→ **EXERCISE MATERIALS**
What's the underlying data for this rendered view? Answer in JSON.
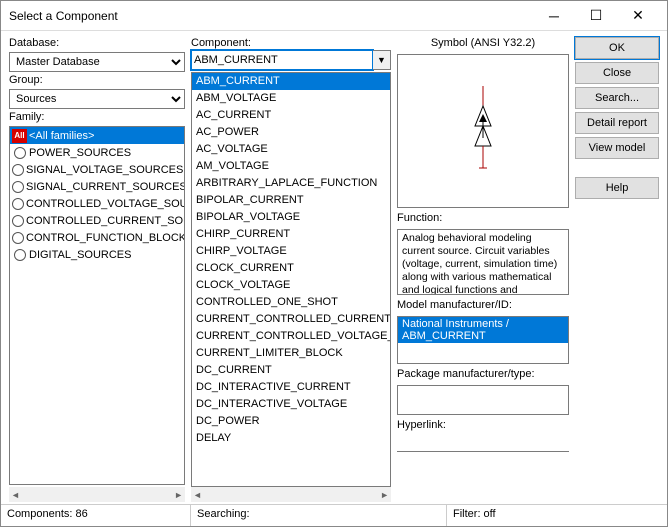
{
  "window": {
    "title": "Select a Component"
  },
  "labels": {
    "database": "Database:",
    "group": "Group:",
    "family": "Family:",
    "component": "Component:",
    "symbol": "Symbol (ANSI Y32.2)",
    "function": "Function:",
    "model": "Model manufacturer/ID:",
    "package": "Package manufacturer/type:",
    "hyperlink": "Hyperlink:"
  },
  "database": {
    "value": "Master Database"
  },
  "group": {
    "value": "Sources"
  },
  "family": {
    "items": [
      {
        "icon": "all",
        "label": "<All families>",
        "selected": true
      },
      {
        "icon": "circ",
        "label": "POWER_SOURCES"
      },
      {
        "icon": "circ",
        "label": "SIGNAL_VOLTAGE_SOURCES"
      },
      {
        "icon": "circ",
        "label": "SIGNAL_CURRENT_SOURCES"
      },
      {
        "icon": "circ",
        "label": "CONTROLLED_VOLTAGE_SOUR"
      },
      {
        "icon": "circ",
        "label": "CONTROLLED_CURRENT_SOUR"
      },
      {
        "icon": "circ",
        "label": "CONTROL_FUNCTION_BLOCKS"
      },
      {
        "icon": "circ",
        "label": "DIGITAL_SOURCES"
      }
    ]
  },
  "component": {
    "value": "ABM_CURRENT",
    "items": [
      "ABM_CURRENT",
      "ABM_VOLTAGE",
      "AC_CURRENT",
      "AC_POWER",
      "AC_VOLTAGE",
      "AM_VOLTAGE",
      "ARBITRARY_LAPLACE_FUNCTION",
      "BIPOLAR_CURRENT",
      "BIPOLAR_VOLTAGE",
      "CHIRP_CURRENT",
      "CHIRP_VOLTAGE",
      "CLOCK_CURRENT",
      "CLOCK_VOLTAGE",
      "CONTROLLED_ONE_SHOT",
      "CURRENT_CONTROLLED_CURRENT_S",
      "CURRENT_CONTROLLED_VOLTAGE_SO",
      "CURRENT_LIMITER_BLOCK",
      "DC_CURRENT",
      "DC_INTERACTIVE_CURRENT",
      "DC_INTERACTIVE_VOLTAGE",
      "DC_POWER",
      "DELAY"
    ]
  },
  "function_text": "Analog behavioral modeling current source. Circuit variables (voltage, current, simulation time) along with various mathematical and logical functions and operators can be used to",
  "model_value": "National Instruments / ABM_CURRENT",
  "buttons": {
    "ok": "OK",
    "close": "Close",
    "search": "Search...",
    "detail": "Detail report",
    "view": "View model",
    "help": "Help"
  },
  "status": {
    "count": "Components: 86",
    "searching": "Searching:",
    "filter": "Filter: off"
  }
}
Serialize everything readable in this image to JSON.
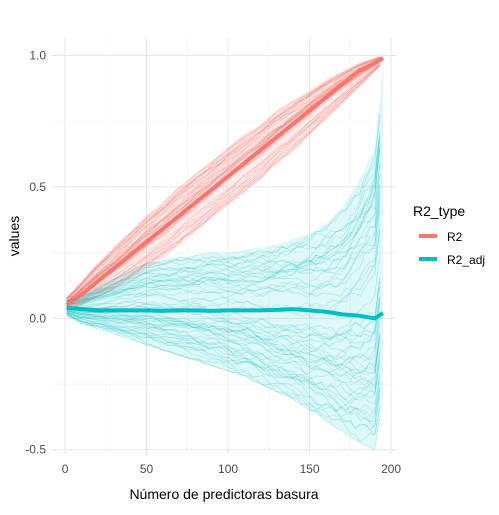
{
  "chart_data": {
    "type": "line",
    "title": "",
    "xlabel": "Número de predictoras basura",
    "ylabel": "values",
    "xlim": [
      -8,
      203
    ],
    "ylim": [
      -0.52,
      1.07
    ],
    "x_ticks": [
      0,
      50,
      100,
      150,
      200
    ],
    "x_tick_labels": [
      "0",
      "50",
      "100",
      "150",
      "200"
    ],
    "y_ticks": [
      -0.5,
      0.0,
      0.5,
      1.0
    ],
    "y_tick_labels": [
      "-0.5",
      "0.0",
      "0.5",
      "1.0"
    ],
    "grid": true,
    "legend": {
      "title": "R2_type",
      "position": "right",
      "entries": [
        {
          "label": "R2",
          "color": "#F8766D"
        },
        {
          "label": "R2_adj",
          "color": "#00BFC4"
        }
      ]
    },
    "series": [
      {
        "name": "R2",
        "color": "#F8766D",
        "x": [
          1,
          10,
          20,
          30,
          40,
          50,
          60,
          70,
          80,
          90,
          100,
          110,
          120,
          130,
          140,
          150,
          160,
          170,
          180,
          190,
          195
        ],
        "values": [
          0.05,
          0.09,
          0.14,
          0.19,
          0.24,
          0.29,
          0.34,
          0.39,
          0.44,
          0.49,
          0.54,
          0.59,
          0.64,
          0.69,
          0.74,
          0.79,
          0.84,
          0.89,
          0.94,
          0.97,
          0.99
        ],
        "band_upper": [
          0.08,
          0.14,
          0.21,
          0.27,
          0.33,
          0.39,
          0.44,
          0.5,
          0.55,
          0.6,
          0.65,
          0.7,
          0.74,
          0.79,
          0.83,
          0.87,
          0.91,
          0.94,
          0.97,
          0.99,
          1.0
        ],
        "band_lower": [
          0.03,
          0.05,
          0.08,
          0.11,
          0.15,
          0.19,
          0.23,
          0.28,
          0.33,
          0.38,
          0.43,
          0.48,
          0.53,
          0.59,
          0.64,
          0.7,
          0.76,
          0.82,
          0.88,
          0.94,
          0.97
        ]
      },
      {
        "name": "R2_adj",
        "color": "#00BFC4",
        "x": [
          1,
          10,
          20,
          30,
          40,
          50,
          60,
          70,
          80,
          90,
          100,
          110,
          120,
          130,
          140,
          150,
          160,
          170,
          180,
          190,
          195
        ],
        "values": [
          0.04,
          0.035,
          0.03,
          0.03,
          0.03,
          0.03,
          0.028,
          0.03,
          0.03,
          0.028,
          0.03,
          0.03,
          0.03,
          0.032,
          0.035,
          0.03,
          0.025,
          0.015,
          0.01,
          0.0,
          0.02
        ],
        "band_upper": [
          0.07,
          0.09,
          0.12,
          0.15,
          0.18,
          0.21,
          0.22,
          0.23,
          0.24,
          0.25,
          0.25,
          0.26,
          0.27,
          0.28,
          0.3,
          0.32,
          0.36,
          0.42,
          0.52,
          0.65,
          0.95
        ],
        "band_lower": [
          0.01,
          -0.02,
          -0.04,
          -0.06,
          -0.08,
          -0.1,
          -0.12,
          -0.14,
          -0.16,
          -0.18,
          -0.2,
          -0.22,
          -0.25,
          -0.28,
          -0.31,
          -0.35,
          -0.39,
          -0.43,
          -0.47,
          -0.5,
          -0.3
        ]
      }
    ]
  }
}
--
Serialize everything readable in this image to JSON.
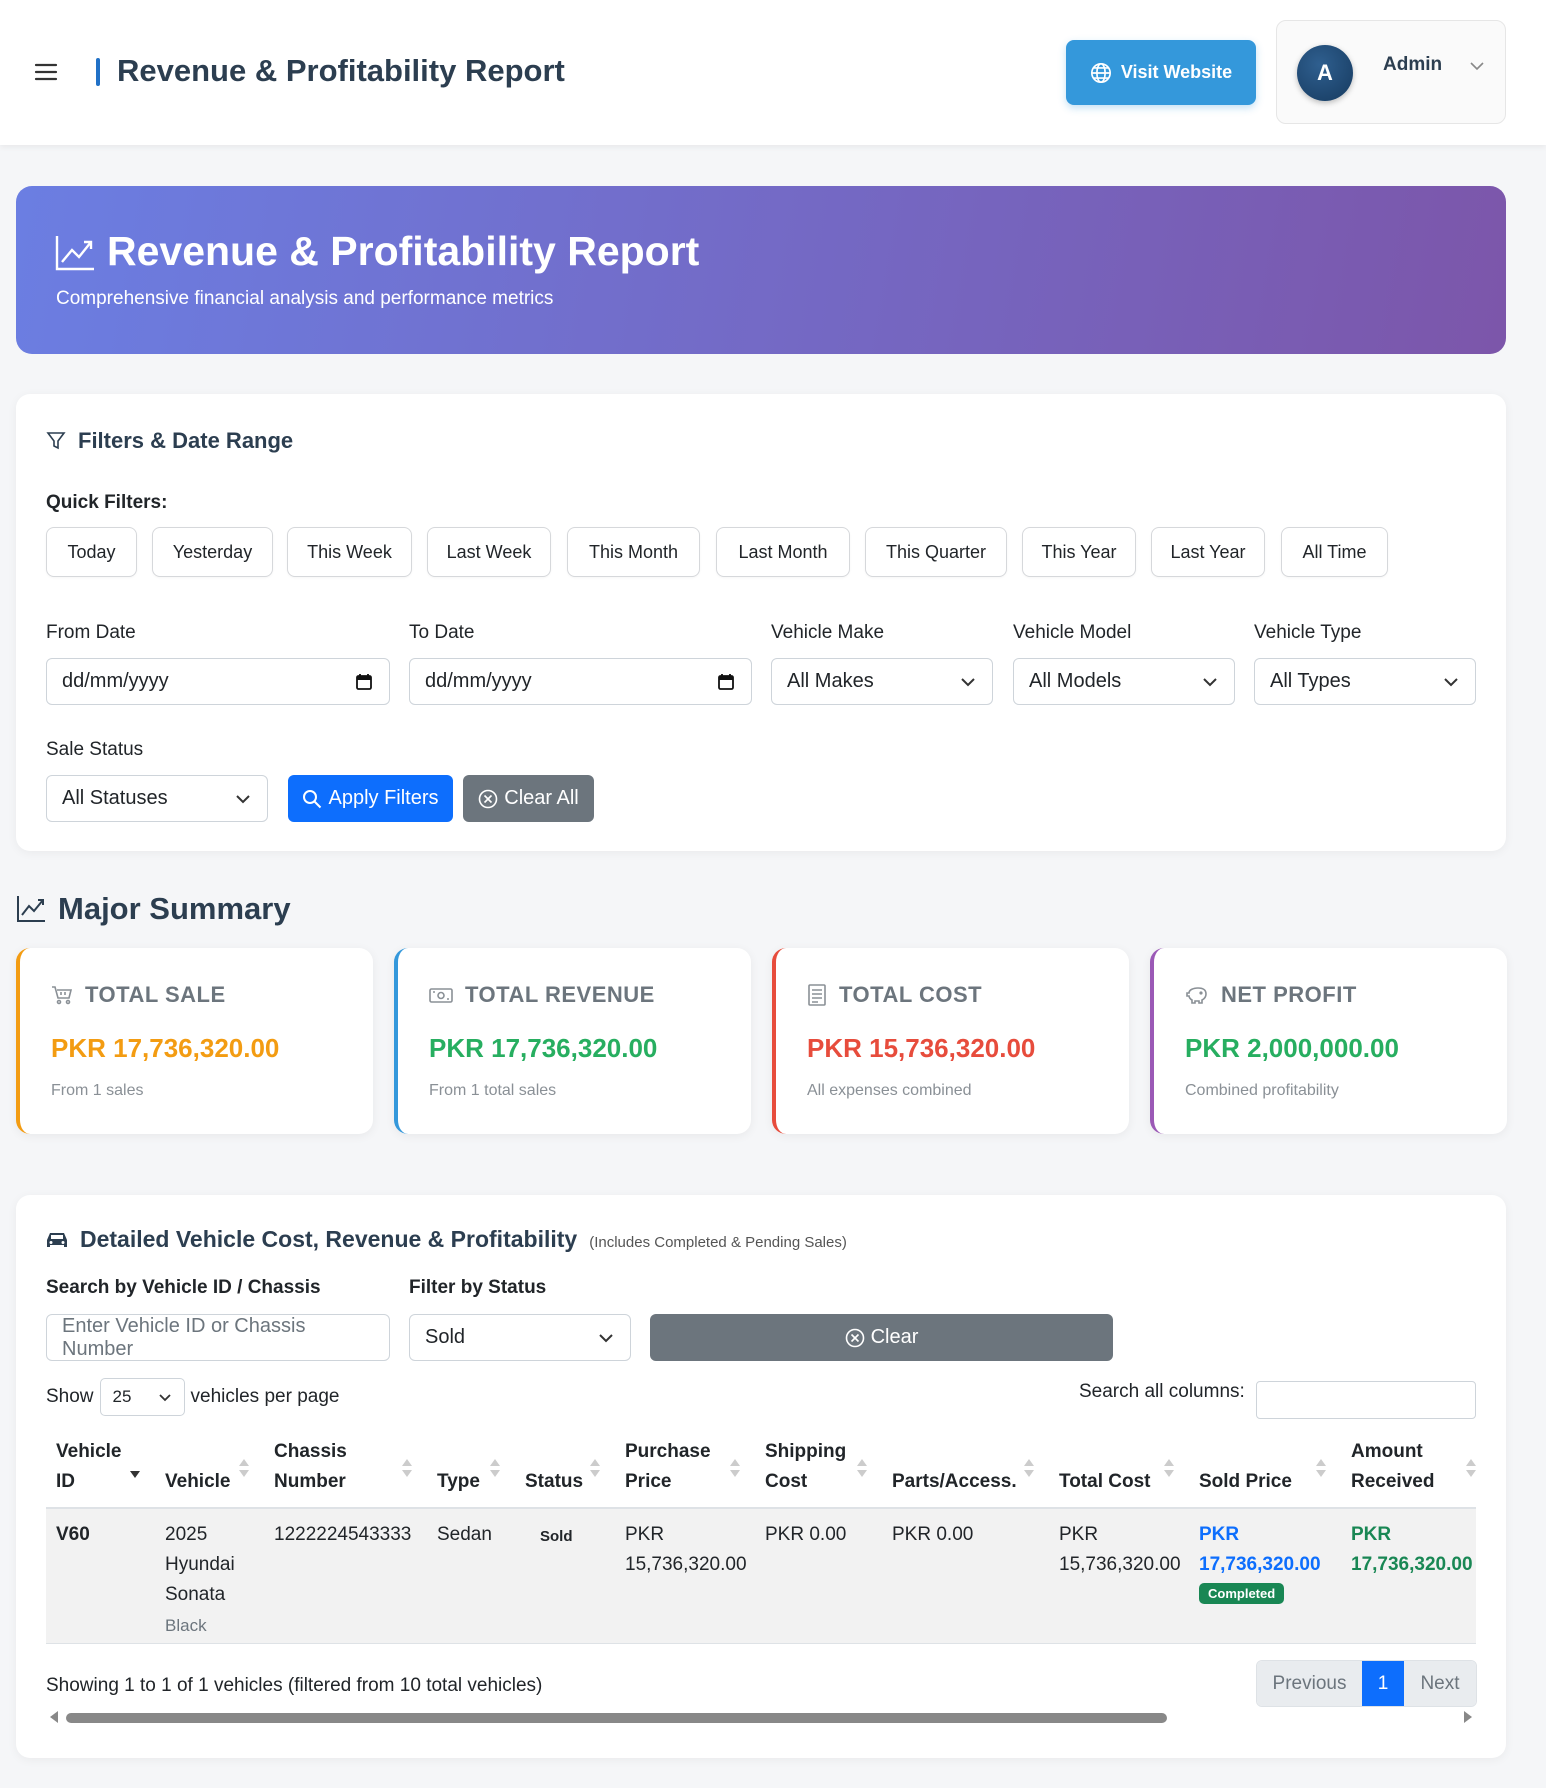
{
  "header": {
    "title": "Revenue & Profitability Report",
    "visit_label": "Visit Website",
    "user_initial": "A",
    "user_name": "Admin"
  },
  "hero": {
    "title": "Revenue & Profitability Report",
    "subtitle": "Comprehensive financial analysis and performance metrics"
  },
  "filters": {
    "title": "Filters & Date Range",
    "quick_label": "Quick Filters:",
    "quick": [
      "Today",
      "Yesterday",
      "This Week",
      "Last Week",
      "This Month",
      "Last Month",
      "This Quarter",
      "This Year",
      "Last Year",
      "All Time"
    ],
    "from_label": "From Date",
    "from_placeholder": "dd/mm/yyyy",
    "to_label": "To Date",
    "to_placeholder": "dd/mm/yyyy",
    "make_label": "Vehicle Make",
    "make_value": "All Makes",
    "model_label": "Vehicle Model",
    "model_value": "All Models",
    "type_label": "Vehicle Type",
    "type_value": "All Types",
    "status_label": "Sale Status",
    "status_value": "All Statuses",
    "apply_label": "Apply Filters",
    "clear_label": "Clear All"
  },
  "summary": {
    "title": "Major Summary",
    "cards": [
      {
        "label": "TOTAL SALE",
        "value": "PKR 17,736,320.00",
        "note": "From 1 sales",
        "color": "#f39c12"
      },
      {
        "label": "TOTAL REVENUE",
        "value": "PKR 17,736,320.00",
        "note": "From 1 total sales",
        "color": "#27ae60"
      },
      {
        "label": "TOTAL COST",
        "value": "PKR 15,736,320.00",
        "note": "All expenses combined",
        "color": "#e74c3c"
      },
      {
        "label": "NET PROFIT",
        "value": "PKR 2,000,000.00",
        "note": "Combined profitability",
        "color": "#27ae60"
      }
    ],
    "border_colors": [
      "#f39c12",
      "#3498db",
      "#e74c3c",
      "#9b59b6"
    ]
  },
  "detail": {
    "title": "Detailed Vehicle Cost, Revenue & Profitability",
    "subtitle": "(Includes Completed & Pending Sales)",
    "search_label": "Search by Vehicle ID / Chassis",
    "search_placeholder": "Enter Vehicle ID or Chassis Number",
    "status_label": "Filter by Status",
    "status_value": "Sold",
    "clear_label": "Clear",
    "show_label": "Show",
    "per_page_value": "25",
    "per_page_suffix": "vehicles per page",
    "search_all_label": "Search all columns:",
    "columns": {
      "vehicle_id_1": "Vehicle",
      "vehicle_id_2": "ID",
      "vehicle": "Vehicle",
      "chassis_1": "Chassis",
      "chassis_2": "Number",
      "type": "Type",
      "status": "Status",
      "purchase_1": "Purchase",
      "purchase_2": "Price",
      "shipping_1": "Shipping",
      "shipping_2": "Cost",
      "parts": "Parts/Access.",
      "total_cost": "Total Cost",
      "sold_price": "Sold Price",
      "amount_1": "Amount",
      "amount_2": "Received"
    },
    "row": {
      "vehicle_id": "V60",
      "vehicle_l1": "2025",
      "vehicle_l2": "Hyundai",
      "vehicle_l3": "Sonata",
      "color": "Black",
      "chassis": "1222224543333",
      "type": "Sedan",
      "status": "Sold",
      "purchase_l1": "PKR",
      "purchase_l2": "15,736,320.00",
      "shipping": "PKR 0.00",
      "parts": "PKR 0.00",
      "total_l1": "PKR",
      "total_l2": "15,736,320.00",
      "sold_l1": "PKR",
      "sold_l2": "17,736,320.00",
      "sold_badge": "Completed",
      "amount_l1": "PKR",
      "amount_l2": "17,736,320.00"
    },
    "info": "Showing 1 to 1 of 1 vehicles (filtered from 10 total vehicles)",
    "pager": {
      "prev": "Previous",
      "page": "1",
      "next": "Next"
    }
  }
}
---
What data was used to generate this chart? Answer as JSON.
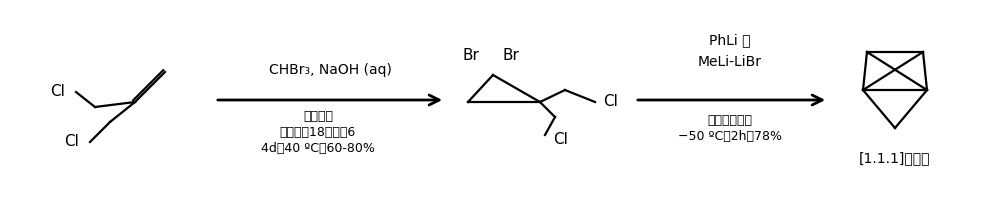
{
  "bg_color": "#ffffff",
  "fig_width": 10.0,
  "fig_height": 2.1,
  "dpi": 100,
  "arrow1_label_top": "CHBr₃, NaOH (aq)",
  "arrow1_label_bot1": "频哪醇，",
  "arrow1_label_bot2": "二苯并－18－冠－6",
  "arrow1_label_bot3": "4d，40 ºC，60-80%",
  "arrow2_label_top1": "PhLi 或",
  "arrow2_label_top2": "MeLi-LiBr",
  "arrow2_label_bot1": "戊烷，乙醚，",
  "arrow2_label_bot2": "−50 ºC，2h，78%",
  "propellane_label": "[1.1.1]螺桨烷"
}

→ **PROBLEM**
Pick out every line holding the string "note" and return it.

→ **REPLY TO THE TASK**
        "note": "From 1 sales",
        "note": "From 1 total sales",
        "note": "All expenses combined",
        "note": "Combined profitability",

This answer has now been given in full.